WHAT IS BEING ASKED — Return every line of the records below verbatim, with no pictures in the copy.

TASK INPUTS —
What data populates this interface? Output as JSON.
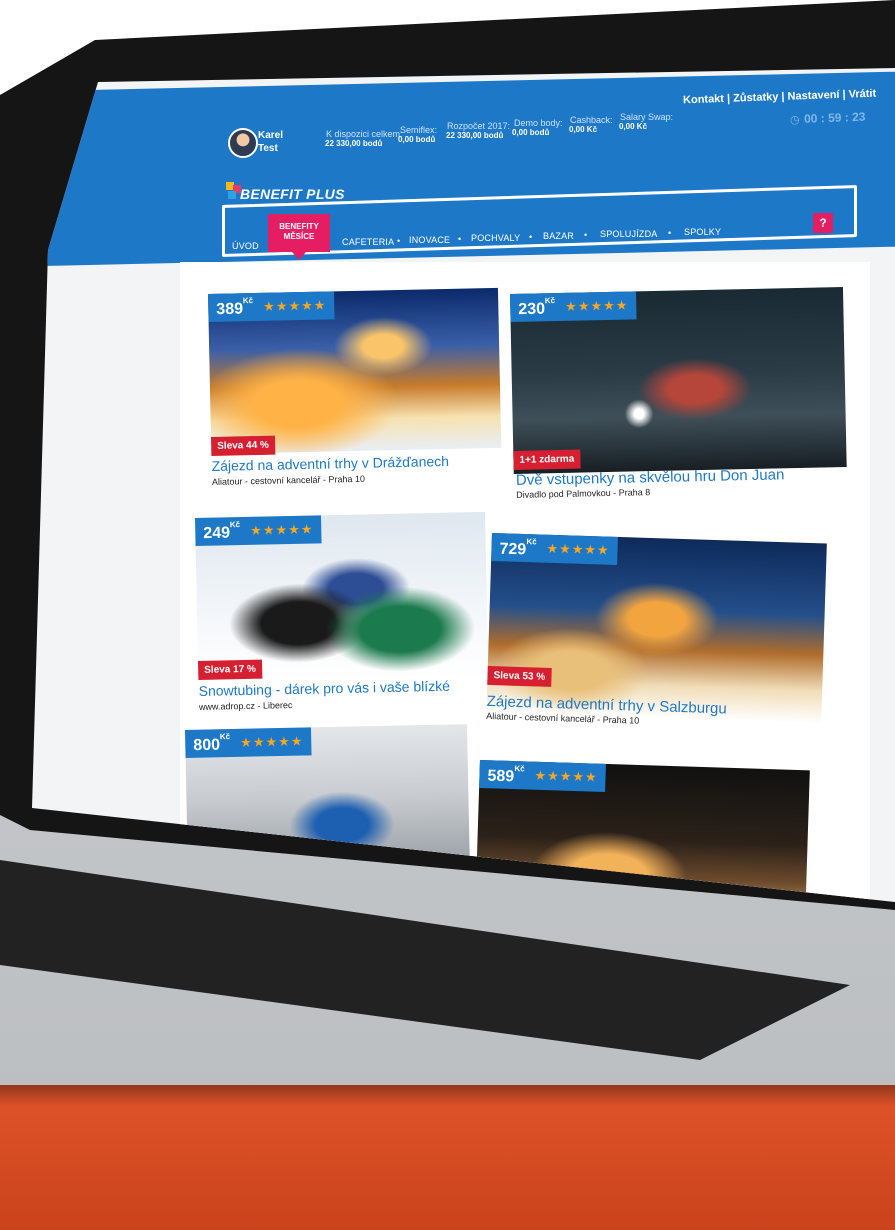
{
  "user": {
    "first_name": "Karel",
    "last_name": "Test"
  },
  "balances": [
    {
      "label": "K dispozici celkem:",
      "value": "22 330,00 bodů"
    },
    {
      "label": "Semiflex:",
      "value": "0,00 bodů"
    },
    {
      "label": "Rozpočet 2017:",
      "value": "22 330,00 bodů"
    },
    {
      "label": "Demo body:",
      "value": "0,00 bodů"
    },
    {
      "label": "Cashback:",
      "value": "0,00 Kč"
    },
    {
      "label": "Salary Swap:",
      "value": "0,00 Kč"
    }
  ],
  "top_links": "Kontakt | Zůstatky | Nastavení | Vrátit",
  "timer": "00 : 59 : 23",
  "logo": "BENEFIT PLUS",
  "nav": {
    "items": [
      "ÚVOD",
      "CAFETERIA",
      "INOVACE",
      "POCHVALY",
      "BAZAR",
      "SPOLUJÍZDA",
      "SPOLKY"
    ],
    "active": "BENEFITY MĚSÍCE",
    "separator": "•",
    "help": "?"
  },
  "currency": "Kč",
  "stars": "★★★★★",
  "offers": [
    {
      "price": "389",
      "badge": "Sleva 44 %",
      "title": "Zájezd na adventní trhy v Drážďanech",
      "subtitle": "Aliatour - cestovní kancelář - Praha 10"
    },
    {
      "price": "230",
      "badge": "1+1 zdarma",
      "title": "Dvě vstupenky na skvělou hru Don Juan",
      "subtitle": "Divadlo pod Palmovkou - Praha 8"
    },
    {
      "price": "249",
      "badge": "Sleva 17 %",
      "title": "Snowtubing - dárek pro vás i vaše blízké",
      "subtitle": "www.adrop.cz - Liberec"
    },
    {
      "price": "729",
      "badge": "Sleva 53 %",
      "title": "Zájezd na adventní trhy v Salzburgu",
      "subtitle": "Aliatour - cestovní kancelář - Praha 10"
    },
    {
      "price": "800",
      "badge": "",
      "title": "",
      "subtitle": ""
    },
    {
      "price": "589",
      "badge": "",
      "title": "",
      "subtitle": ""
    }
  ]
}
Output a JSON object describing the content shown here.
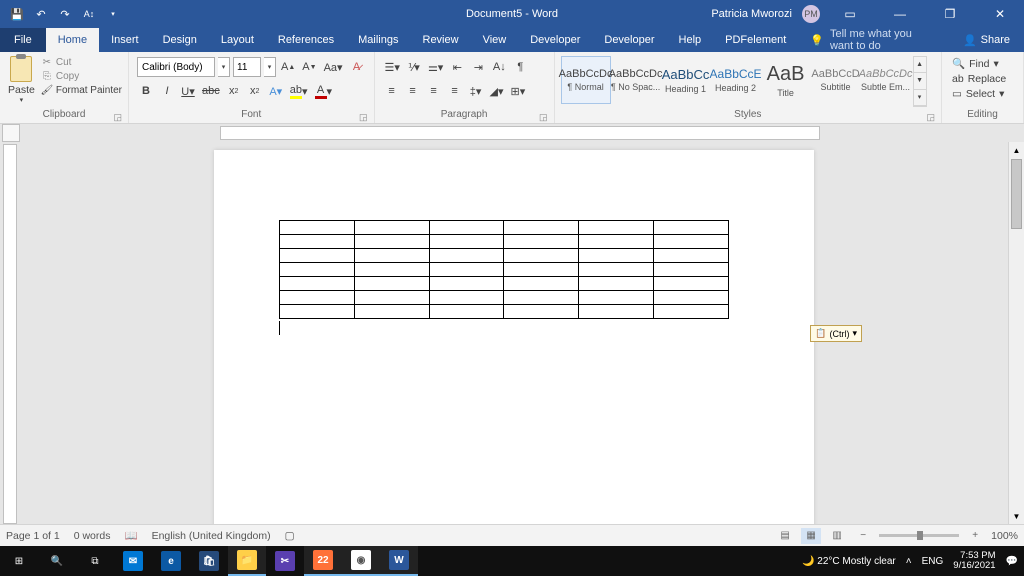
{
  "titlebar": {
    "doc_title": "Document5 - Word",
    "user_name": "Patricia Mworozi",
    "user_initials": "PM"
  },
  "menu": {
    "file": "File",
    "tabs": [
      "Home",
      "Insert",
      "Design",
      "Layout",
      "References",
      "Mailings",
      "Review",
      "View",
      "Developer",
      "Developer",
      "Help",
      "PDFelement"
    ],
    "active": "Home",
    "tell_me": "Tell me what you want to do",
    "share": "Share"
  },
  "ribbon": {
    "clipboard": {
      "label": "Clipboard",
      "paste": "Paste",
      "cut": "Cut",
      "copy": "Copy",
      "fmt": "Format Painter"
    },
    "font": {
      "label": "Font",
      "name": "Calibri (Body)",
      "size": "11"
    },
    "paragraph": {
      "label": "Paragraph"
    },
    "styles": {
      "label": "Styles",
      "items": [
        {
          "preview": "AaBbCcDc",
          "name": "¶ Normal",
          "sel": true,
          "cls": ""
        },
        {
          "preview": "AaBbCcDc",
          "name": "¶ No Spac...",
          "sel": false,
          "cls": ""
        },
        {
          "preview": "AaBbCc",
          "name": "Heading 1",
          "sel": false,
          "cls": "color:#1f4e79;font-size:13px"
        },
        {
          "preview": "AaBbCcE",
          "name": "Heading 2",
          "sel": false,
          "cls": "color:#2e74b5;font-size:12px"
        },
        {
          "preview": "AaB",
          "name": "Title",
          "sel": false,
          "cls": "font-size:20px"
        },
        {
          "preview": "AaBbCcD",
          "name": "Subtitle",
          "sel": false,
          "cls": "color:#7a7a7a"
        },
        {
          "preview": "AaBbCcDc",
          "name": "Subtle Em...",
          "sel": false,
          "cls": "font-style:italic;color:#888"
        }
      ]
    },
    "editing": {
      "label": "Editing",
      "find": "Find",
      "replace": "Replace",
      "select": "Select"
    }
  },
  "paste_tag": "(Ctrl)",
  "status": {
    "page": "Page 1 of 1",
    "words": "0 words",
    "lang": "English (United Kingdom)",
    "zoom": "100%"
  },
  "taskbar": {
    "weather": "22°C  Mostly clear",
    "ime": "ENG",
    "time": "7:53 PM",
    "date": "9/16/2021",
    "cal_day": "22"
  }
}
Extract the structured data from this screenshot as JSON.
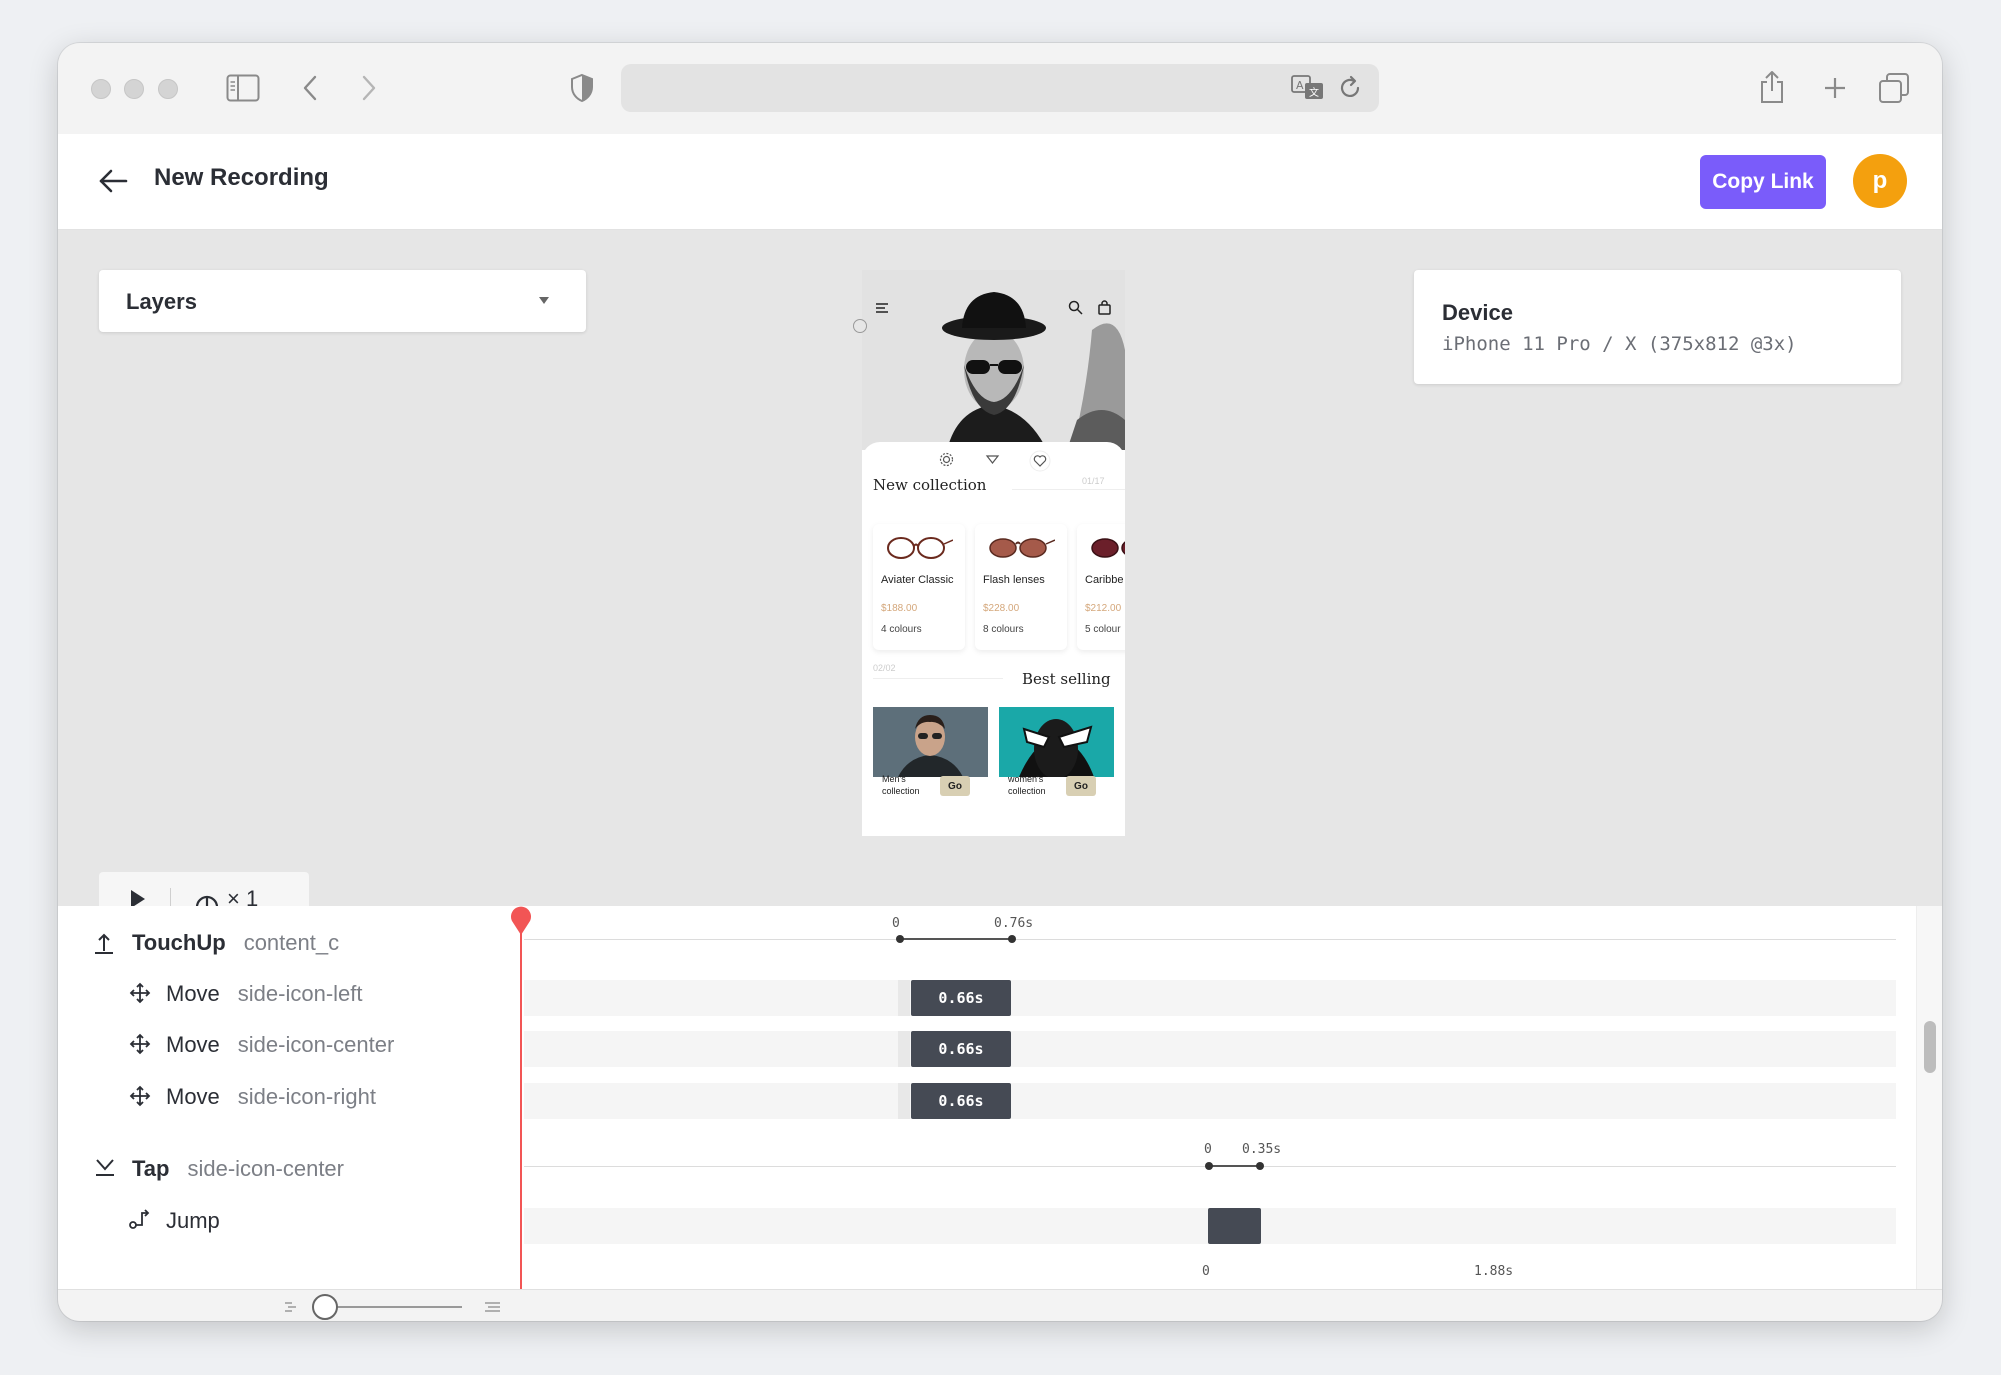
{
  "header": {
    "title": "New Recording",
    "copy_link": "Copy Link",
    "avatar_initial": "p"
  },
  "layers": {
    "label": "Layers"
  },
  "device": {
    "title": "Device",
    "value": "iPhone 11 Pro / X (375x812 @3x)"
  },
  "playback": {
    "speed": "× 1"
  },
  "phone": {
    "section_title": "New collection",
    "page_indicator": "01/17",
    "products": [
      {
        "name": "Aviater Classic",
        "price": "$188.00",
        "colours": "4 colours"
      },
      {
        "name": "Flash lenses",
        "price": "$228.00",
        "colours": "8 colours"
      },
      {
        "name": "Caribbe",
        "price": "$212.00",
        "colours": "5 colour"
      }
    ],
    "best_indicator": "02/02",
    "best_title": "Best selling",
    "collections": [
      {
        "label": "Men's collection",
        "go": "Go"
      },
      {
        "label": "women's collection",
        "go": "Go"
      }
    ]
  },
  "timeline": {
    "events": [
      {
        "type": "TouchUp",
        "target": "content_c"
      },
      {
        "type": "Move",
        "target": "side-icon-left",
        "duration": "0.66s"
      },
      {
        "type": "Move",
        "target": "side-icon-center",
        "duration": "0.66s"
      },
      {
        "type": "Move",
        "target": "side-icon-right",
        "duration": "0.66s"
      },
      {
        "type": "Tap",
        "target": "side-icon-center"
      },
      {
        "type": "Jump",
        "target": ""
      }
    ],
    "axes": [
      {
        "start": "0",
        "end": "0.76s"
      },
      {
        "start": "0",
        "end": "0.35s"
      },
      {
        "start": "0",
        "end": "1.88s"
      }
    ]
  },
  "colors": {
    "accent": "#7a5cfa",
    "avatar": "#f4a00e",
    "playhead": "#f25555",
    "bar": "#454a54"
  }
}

TASK ANSWER —
What data populates this interface? Output as JSON.
{
  "user": {
    "first_name": "Karel",
    "last_name": "Test"
  },
  "balances": [
    {
      "label": "K dispozici celkem:",
      "value": "22 330,00 bodů"
    },
    {
      "label": "Semiflex:",
      "value": "0,00 bodů"
    },
    {
      "label": "Rozpočet 2017:",
      "value": "22 330,00 bodů"
    },
    {
      "label": "Demo body:",
      "value": "0,00 bodů"
    },
    {
      "label": "Cashback:",
      "value": "0,00 Kč"
    },
    {
      "label": "Salary Swap:",
      "value": "0,00 Kč"
    }
  ],
  "top_links": "Kontakt | Zůstatky | Nastavení | Vrátit",
  "timer": "00 : 59 : 23",
  "logo": "BENEFIT PLUS",
  "nav": {
    "items": [
      "ÚVOD",
      "CAFETERIA",
      "INOVACE",
      "POCHVALY",
      "BAZAR",
      "SPOLUJÍZDA",
      "SPOLKY"
    ],
    "active": "BENEFITY MĚSÍCE",
    "separator": "•",
    "help": "?"
  },
  "currency": "Kč",
  "stars": "★★★★★",
  "offers": [
    {
      "price": "389",
      "badge": "Sleva 44 %",
      "title": "Zájezd na adventní trhy v Drážďanech",
      "subtitle": "Aliatour - cestovní kancelář - Praha 10"
    },
    {
      "price": "230",
      "badge": "1+1 zdarma",
      "title": "Dvě vstupenky na skvělou hru Don Juan",
      "subtitle": "Divadlo pod Palmovkou - Praha 8"
    },
    {
      "price": "249",
      "badge": "Sleva 17 %",
      "title": "Snowtubing - dárek pro vás i vaše blízké",
      "subtitle": "www.adrop.cz - Liberec"
    },
    {
      "price": "729",
      "badge": "Sleva 53 %",
      "title": "Zájezd na adventní trhy v Salzburgu",
      "subtitle": "Aliatour - cestovní kancelář - Praha 10"
    },
    {
      "price": "800",
      "badge": "",
      "title": "",
      "subtitle": ""
    },
    {
      "price": "589",
      "badge": "",
      "title": "",
      "subtitle": ""
    }
  ]
}
Output a JSON object describing the content shown here.
{
  "titlebar": {
    "doc_title": "Document5 - Word",
    "user_name": "Patricia Mworozi",
    "user_initials": "PM"
  },
  "menu": {
    "file": "File",
    "tabs": [
      "Home",
      "Insert",
      "Design",
      "Layout",
      "References",
      "Mailings",
      "Review",
      "View",
      "Developer",
      "Developer",
      "Help",
      "PDFelement"
    ],
    "active": "Home",
    "tell_me": "Tell me what you want to do",
    "share": "Share"
  },
  "ribbon": {
    "clipboard": {
      "label": "Clipboard",
      "paste": "Paste",
      "cut": "Cut",
      "copy": "Copy",
      "fmt": "Format Painter"
    },
    "font": {
      "label": "Font",
      "name": "Calibri (Body)",
      "size": "11"
    },
    "paragraph": {
      "label": "Paragraph"
    },
    "styles": {
      "label": "Styles",
      "items": [
        {
          "preview": "AaBbCcDc",
          "name": "¶ Normal",
          "sel": true,
          "cls": ""
        },
        {
          "preview": "AaBbCcDc",
          "name": "¶ No Spac...",
          "sel": false,
          "cls": ""
        },
        {
          "preview": "AaBbCc",
          "name": "Heading 1",
          "sel": false,
          "cls": "color:#1f4e79;font-size:13px"
        },
        {
          "preview": "AaBbCcE",
          "name": "Heading 2",
          "sel": false,
          "cls": "color:#2e74b5;font-size:12px"
        },
        {
          "preview": "AaB",
          "name": "Title",
          "sel": false,
          "cls": "font-size:20px"
        },
        {
          "preview": "AaBbCcD",
          "name": "Subtitle",
          "sel": false,
          "cls": "color:#7a7a7a"
        },
        {
          "preview": "AaBbCcDc",
          "name": "Subtle Em...",
          "sel": false,
          "cls": "font-style:italic;color:#888"
        }
      ]
    },
    "editing": {
      "label": "Editing",
      "find": "Find",
      "replace": "Replace",
      "select": "Select"
    }
  },
  "paste_tag": "(Ctrl)",
  "status": {
    "page": "Page 1 of 1",
    "words": "0 words",
    "lang": "English (United Kingdom)",
    "zoom": "100%"
  },
  "taskbar": {
    "weather": "22°C  Mostly clear",
    "ime": "ENG",
    "time": "7:53 PM",
    "date": "9/16/2021",
    "cal_day": "22"
  }
}
Extract the structured data from this screenshot as JSON.
{
  "header": {
    "title": "New Recording",
    "copy_link": "Copy Link",
    "avatar_initial": "p"
  },
  "layers": {
    "label": "Layers"
  },
  "device": {
    "title": "Device",
    "value": "iPhone 11 Pro / X (375x812 @3x)"
  },
  "playback": {
    "speed": "× 1"
  },
  "phone": {
    "section_title": "New collection",
    "page_indicator": "01/17",
    "products": [
      {
        "name": "Aviater Classic",
        "price": "$188.00",
        "colours": "4 colours"
      },
      {
        "name": "Flash lenses",
        "price": "$228.00",
        "colours": "8 colours"
      },
      {
        "name": "Caribbe",
        "price": "$212.00",
        "colours": "5 colour"
      }
    ],
    "best_indicator": "02/02",
    "best_title": "Best selling",
    "collections": [
      {
        "label": "Men's collection",
        "go": "Go"
      },
      {
        "label": "women's collection",
        "go": "Go"
      }
    ]
  },
  "timeline": {
    "events": [
      {
        "type": "TouchUp",
        "target": "content_c"
      },
      {
        "type": "Move",
        "target": "side-icon-left",
        "duration": "0.66s"
      },
      {
        "type": "Move",
        "target": "side-icon-center",
        "duration": "0.66s"
      },
      {
        "type": "Move",
        "target": "side-icon-right",
        "duration": "0.66s"
      },
      {
        "type": "Tap",
        "target": "side-icon-center"
      },
      {
        "type": "Jump",
        "target": ""
      }
    ],
    "axes": [
      {
        "start": "0",
        "end": "0.76s"
      },
      {
        "start": "0",
        "end": "0.35s"
      },
      {
        "start": "0",
        "end": "1.88s"
      }
    ]
  },
  "colors": {
    "accent": "#7a5cfa",
    "avatar": "#f4a00e",
    "playhead": "#f25555",
    "bar": "#454a54"
  }
}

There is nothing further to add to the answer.